JOB
Copy every entry word for word, but skip the pictures.

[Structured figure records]
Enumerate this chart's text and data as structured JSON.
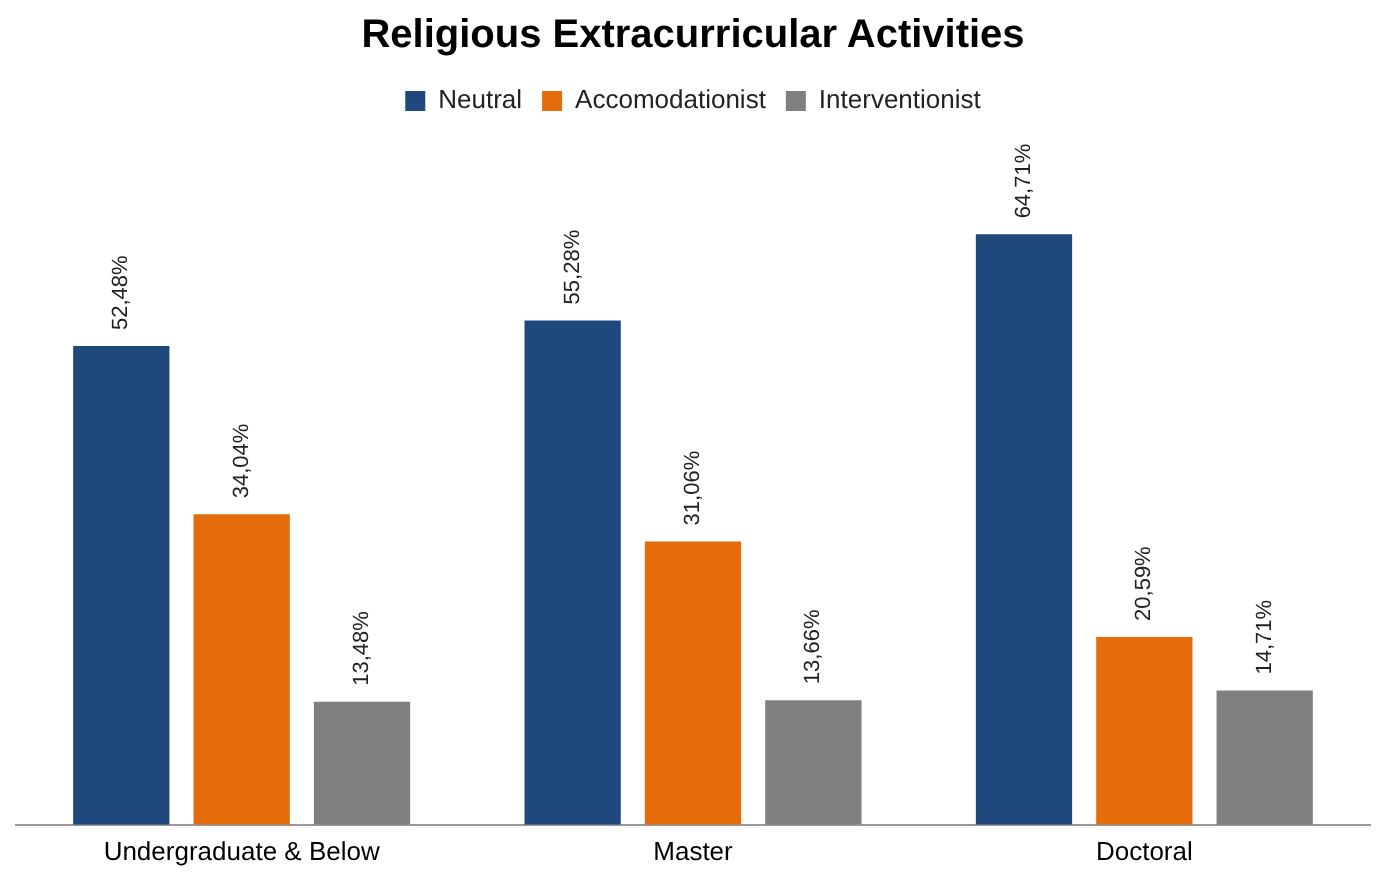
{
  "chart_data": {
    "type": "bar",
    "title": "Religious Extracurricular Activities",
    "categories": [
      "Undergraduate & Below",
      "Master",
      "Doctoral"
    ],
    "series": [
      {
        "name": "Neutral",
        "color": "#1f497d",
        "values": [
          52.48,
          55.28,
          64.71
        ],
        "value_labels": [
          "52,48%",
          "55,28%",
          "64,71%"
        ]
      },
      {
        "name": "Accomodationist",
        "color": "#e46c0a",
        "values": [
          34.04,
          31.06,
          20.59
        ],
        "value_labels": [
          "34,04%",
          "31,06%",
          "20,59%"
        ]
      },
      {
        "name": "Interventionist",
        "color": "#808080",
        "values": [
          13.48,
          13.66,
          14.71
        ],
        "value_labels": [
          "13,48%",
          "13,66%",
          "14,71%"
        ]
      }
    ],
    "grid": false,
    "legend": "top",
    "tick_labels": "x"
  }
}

COMPLETE RESPONSE
Enumerate this chart's text and data as structured JSON.
{
  "chart_data": {
    "type": "bar",
    "title": "Religious Extracurricular Activities",
    "categories": [
      "Undergraduate & Below",
      "Master",
      "Doctoral"
    ],
    "series": [
      {
        "name": "Neutral",
        "color": "#1f497d",
        "values": [
          52.48,
          55.28,
          64.71
        ],
        "value_labels": [
          "52,48%",
          "55,28%",
          "64,71%"
        ]
      },
      {
        "name": "Accomodationist",
        "color": "#e46c0a",
        "values": [
          34.04,
          31.06,
          20.59
        ],
        "value_labels": [
          "34,04%",
          "31,06%",
          "20,59%"
        ]
      },
      {
        "name": "Interventionist",
        "color": "#808080",
        "values": [
          13.48,
          13.66,
          14.71
        ],
        "value_labels": [
          "13,48%",
          "13,66%",
          "14,71%"
        ]
      }
    ],
    "grid": false,
    "legend": "top",
    "tick_labels": "x"
  }
}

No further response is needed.